__What the task requires__
Your task is to write out the lines from the line containing "Read all visible content and emit it as JSON." through the last line of the material, exactly.

__Data records__
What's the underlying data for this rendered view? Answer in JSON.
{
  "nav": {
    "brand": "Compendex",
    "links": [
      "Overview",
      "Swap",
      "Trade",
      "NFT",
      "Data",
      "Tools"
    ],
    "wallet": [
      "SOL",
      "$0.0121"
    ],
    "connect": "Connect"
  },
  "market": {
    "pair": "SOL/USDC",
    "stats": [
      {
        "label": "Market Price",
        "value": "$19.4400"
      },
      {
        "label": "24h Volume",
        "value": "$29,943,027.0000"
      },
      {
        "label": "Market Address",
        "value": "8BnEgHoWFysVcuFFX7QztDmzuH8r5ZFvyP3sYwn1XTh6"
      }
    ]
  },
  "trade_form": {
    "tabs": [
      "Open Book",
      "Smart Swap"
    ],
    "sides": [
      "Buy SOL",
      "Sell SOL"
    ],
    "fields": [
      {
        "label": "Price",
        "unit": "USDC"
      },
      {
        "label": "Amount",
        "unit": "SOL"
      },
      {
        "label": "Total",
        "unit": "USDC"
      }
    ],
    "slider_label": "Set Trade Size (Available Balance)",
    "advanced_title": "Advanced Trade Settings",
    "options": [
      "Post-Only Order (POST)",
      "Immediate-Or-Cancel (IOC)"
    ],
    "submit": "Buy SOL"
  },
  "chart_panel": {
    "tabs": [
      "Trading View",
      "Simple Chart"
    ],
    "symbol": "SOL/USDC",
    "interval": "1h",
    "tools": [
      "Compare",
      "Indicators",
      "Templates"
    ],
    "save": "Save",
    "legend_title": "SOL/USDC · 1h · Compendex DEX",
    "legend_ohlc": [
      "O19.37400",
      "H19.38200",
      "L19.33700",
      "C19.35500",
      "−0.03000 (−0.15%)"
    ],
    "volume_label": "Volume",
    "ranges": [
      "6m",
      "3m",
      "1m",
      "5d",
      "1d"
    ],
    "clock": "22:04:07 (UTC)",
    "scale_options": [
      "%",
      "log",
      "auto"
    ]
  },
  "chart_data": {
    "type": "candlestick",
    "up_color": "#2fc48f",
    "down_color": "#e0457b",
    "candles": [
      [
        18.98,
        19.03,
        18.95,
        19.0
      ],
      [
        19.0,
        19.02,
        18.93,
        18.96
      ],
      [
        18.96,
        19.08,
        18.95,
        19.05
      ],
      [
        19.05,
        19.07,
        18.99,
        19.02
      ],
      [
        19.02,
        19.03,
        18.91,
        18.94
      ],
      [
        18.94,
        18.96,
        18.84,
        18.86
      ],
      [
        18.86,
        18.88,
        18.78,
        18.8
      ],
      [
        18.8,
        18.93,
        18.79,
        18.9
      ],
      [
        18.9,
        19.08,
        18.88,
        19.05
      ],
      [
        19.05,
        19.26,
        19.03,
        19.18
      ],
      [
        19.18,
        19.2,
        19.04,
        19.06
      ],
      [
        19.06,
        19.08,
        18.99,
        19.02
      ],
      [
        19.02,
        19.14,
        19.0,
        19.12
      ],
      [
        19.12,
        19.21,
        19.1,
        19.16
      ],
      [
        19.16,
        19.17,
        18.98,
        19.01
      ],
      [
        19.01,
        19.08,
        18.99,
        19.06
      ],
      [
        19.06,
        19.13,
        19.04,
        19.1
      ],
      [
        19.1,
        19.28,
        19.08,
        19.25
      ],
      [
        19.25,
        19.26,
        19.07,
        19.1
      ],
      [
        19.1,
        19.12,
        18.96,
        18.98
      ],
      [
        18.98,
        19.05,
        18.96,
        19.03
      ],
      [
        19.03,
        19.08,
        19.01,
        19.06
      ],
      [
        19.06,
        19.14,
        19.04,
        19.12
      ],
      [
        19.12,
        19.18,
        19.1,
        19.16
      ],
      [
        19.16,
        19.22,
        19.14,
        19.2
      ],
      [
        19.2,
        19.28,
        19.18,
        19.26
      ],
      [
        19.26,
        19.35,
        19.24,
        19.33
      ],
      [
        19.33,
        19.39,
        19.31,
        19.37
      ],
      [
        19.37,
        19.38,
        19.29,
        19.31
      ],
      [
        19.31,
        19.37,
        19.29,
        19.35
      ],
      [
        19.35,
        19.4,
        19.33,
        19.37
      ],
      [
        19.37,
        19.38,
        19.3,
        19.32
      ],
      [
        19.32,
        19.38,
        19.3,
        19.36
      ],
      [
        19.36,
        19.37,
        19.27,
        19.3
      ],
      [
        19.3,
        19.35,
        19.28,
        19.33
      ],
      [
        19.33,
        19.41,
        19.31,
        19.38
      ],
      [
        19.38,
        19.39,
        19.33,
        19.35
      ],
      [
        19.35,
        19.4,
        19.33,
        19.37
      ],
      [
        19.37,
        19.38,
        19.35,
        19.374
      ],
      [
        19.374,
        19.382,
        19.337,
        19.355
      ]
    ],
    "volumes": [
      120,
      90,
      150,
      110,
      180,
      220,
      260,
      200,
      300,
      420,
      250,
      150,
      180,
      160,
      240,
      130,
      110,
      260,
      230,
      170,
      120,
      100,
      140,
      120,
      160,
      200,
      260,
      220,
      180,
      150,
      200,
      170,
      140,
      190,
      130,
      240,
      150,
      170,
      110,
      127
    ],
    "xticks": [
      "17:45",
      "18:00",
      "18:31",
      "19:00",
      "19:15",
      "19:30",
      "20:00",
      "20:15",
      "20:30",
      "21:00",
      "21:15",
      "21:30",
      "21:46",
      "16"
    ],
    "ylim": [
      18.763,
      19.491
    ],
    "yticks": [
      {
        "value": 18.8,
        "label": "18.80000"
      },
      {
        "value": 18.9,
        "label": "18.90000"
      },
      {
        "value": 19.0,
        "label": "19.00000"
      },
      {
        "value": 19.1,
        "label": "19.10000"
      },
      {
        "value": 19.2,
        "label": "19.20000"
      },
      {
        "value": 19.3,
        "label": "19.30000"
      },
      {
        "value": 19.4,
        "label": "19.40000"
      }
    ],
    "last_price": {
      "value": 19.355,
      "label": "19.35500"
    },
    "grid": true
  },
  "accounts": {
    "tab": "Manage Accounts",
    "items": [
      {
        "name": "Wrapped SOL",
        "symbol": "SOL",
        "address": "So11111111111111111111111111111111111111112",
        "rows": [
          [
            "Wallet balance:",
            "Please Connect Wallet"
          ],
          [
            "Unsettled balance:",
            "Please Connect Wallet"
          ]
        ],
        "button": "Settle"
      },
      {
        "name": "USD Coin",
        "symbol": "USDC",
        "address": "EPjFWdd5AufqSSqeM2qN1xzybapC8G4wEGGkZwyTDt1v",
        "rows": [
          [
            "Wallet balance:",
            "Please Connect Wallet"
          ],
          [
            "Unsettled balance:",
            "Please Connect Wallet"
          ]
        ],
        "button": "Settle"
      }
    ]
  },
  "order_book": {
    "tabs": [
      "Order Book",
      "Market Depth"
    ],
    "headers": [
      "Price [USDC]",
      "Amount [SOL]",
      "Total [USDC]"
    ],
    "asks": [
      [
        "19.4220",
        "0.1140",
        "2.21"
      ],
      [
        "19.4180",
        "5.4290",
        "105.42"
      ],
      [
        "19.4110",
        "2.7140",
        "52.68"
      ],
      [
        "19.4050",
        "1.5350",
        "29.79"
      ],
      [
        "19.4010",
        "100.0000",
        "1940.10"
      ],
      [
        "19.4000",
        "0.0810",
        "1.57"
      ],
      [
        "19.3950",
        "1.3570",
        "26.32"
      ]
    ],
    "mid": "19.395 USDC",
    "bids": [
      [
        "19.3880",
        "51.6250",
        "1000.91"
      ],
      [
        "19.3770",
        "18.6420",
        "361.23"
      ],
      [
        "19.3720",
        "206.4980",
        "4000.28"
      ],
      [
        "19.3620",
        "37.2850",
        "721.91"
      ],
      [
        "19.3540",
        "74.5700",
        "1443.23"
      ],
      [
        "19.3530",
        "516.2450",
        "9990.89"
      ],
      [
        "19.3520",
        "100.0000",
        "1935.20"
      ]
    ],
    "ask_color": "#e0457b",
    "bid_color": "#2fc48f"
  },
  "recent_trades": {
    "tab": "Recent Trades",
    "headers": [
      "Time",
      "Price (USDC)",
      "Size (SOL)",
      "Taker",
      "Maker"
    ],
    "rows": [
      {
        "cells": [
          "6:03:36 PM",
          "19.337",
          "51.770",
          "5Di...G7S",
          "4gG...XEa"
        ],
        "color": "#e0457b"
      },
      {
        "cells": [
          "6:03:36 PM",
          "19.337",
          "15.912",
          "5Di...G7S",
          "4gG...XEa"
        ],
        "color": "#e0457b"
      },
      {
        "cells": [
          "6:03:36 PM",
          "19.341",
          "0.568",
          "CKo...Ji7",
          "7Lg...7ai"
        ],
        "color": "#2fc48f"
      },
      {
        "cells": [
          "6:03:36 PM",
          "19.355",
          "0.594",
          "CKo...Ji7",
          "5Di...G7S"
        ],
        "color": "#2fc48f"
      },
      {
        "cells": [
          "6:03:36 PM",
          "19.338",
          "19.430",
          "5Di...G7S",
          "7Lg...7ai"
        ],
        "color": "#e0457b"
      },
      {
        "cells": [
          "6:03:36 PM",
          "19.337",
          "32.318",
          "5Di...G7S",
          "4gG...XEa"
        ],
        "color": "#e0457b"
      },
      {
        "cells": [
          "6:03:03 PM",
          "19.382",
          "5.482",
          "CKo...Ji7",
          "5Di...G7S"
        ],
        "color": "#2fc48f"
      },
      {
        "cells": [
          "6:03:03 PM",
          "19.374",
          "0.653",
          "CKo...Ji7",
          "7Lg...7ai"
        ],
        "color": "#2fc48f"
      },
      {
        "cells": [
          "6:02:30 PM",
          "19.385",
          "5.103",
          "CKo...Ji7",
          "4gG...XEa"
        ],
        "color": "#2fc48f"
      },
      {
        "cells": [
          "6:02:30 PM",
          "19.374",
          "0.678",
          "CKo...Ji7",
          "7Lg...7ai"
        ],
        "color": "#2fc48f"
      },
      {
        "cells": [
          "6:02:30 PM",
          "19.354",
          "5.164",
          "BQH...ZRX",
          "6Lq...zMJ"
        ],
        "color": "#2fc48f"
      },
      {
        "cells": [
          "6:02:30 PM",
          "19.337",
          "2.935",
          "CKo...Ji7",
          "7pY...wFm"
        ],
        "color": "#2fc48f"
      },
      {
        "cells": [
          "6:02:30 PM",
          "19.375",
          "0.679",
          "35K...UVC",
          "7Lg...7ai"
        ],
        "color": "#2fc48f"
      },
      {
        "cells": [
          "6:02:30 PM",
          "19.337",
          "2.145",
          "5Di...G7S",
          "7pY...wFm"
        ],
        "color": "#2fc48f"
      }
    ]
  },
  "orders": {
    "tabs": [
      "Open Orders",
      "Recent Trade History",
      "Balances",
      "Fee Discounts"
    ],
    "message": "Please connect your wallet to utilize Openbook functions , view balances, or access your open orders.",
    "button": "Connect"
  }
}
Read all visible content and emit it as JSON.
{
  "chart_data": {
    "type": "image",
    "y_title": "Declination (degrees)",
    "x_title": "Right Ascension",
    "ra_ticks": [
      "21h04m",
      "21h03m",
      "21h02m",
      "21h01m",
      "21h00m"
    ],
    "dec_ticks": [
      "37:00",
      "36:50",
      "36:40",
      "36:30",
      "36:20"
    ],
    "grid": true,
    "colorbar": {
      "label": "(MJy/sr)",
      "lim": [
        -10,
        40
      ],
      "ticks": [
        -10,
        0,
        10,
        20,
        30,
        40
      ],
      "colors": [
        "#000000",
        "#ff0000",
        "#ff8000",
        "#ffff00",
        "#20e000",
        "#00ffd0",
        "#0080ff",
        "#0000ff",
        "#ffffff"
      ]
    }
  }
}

__Answer to the task__
Read all visible content and emit it as JSON.
{
  "chart_data": {
    "type": "image",
    "y_title": "Declination (degrees)",
    "x_title": "Right Ascension",
    "ra_ticks": [
      "21h04m",
      "21h03m",
      "21h02m",
      "21h01m",
      "21h00m"
    ],
    "dec_ticks": [
      "37:00",
      "36:50",
      "36:40",
      "36:30",
      "36:20"
    ],
    "grid": true,
    "colorbar": {
      "label": "(MJy/sr)",
      "lim": [
        -10,
        40
      ],
      "ticks": [
        -10,
        0,
        10,
        20,
        30,
        40
      ],
      "colors": [
        "#000000",
        "#ff0000",
        "#ff8000",
        "#ffff00",
        "#20e000",
        "#00ffd0",
        "#0080ff",
        "#0000ff",
        "#ffffff"
      ]
    }
  }
}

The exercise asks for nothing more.